SHORT EXERCISE 1
Repeat the extracted rows word for word, from the first row through the row that contains "- page-title: Vente: [304, 98, 366, 126]".

GIVEN TEXT
────────────────────

2

I am learning C and I am confused why the matrix in main changes in the function change. I am assuming that the matrix was passed in the function change as ma[10][10] and that matrix m shouldn't change because I declared it in main, right? Can someone explain what is happening in this case? How do I fix it?

thx for help

void change(int ma[2][3]){
    int l, c;
    for(l=0; l<2; l++){
        for(c=0; c<3; c++){
            ma[l][c]=1;
        }
    }
}
int main()
{
    int m[2][3], l, c;
    for(l=0; l<2; l++){
        for(c=0; c<3; c++){
            m[l][c]=0;
        }
    }
    change(m);
    for(l=0; l<2; l++){
        for(c=0; c<3; c++){
            printf("%d", m[l][c]);
        }
        printf("\n");
    }
    return 0;
}

I was expecting to see this:

000
000

What i get:

111
111
RobertS supports Monica Cellio
  • 14,524
  • 7
  • 33
  • 80
Rares Mihai Iordache
  • 21
  • 3
  • 3
    Functions can't really have array parameters. If you try to make one, it's automatically replaced with a pointer; your function is equivalent to `void change(int (*ma)[3])`. – HolyBlackCat Jun 11 '20 at 08:09
  • 2
    I guess the real question is why you expect a function named `change` _not_ to change the passed array. How does that make sense? What do you want to "fix", do you want a function that doesn't change an array? What good would that do? – Lundin Jun 11 '20 at 08:47
  • 1
    dupe of [Passing an array as an argument to a function in C](https://stackoverflow.com/questions/6567742/passing-an-array-as-an-argument-to-a-function-in-c) – underscore_d Jun 11 '20 at 09:01
  • 1
    Related: [Why it is not allowed to pass arrays by value to a function in C and C++?](https://stackoverflow.com/questions/671074/why-c-or-c-does-not-allow-passing-array-by-values-to-function) – RobertS supports Monica Cellio Jun 11 '20 at 09:05

2 Answers2

3
void change(int ma[2][3]){ ...
......
int m[2][3];
change(m);

"Why does the matrix in main change?"

You pass the array m by reference to the function change.

The parameter int ma[2][3] is in fact not an array, it is a pointer of type int (*)[3] and will point to the address of the first element of m in main().

────────────────────

(Extracted records)
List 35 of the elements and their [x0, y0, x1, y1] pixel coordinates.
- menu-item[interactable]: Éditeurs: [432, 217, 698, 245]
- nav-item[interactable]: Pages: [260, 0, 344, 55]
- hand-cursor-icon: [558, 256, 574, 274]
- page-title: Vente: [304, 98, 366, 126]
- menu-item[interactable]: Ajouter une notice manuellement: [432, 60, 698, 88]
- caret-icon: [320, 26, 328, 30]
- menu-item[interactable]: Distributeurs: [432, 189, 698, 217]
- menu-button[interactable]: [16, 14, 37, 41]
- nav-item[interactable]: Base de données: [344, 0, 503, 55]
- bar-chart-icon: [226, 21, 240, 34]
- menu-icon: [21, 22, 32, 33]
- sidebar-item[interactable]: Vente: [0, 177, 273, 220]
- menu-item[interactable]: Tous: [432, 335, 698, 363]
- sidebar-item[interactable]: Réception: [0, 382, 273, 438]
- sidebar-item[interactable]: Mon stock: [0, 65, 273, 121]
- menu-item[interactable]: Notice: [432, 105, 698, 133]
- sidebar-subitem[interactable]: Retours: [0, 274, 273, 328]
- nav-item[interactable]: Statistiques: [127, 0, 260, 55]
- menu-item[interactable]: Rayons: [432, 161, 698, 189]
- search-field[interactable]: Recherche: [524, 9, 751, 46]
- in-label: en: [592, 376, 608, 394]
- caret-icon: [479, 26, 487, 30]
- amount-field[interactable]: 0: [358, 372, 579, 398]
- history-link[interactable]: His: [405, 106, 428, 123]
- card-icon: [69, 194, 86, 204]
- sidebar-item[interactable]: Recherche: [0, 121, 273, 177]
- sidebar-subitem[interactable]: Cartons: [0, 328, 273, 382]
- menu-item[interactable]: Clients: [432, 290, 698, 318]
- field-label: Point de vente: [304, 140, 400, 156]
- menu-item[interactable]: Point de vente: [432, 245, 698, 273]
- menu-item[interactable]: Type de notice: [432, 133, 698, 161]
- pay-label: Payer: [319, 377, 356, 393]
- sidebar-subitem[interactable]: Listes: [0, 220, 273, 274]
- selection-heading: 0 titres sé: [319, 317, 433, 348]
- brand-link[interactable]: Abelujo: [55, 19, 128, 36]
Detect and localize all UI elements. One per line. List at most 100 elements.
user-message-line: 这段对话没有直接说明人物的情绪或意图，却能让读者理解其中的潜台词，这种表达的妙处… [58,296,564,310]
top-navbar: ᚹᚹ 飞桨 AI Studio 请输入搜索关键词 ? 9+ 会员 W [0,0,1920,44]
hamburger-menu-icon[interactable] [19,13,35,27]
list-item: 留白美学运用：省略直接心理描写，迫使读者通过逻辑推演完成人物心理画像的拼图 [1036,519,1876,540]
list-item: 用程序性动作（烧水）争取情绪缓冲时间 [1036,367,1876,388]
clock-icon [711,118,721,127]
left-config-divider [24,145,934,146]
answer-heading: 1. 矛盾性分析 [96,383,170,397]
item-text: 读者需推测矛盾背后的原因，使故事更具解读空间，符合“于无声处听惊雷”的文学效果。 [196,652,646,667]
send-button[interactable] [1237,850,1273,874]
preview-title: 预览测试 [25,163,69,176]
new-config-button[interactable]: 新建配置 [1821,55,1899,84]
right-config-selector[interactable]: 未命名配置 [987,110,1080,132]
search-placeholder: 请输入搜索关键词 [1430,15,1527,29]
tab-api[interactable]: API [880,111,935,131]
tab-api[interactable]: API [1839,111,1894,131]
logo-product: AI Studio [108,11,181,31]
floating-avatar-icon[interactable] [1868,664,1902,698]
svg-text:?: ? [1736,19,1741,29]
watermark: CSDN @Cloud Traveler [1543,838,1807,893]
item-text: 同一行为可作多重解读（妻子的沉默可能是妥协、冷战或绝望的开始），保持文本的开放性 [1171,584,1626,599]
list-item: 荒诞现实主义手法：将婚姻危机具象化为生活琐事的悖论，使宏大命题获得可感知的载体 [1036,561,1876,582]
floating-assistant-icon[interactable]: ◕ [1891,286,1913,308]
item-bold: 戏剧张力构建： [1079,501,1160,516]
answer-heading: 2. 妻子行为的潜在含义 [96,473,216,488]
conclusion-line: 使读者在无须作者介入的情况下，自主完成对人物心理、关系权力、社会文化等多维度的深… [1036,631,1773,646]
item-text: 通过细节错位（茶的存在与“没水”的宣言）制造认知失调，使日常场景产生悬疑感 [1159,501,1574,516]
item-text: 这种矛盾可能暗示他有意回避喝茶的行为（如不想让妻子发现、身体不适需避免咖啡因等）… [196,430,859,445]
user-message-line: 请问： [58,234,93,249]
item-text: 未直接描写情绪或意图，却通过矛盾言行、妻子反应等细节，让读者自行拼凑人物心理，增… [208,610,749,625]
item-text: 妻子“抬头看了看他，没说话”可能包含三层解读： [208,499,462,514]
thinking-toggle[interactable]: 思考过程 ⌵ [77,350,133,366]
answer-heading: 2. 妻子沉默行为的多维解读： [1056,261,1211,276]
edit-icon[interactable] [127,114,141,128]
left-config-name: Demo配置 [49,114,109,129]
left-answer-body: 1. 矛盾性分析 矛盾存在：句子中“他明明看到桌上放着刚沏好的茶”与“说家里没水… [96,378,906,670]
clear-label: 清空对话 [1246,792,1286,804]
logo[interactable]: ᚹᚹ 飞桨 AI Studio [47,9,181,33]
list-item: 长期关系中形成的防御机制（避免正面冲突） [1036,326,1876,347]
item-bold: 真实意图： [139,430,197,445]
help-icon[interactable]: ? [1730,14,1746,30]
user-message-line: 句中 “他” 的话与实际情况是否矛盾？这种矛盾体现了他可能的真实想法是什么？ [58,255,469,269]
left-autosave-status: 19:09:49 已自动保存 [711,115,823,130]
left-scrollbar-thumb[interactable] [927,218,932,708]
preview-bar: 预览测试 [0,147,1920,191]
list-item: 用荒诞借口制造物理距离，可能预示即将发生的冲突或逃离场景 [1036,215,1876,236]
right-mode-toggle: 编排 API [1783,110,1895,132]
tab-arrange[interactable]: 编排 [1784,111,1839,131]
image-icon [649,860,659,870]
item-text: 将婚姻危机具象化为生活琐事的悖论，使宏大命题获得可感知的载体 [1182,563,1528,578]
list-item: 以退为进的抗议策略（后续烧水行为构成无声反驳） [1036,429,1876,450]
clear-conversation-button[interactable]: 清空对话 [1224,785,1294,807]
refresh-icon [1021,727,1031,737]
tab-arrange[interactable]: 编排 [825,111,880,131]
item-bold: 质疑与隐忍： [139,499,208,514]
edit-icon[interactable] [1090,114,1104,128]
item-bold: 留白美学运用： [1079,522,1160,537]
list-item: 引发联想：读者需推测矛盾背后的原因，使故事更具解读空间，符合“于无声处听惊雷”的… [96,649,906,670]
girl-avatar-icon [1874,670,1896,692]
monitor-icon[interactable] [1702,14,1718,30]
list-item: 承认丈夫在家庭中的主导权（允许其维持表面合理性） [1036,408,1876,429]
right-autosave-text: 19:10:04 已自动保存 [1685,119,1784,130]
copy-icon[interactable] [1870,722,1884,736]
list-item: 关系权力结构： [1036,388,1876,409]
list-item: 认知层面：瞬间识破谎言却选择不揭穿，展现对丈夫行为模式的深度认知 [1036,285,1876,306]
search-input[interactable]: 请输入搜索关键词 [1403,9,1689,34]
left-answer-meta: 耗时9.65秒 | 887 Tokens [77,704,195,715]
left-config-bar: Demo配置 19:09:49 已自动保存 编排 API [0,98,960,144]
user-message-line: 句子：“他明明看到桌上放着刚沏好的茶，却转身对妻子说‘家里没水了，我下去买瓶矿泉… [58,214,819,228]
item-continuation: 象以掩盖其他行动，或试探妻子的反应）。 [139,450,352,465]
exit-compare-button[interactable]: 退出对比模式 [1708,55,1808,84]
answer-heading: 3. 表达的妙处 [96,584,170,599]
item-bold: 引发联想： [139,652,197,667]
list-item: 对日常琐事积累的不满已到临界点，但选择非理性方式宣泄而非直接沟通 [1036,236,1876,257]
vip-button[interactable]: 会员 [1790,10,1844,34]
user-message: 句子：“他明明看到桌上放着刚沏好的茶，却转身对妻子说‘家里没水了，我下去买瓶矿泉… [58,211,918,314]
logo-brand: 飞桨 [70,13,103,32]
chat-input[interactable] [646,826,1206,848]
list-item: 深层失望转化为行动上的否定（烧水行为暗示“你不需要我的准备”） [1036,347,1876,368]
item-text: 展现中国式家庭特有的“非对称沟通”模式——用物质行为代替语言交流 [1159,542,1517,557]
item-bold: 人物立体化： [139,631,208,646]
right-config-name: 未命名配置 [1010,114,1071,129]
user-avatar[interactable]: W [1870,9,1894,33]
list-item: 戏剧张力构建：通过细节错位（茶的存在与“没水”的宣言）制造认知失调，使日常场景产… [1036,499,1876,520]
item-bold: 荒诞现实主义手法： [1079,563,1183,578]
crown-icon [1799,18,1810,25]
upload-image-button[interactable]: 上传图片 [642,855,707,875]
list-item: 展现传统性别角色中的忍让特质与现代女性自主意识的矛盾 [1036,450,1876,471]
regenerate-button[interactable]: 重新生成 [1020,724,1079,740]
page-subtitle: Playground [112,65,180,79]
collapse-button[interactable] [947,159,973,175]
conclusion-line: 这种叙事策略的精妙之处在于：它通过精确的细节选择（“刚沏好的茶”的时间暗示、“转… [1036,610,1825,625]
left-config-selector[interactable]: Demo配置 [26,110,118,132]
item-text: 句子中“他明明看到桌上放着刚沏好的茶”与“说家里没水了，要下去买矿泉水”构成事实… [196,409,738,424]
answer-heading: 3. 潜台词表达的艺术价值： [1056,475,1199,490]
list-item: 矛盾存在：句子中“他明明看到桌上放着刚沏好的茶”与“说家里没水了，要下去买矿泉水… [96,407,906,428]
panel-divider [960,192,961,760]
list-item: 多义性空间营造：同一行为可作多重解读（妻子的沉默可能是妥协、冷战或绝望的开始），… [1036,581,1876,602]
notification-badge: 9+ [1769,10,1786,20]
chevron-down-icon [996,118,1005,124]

────────────────────

SHORT EXERCISE 2
Reproduce the passage of the thread about passing a matrix to a function in C verbatim, from "The parameter int" to "m in main().".

COMPLETE RESPONSE 1
List 35 of the elements and their [x0, y0, x1, y1] pixel coordinates.
- menu-item[interactable]: Éditeurs: [432, 217, 698, 245]
- nav-item[interactable]: Pages: [260, 0, 344, 55]
- hand-cursor-icon: [558, 256, 574, 274]
- page-title: Vente: [304, 98, 366, 126]

COMPLETE RESPONSE 2
The parameter int ma[2][3] is in fact not an array, it is a pointer of type int (*)[3] and will point to the address of the first element of m in main().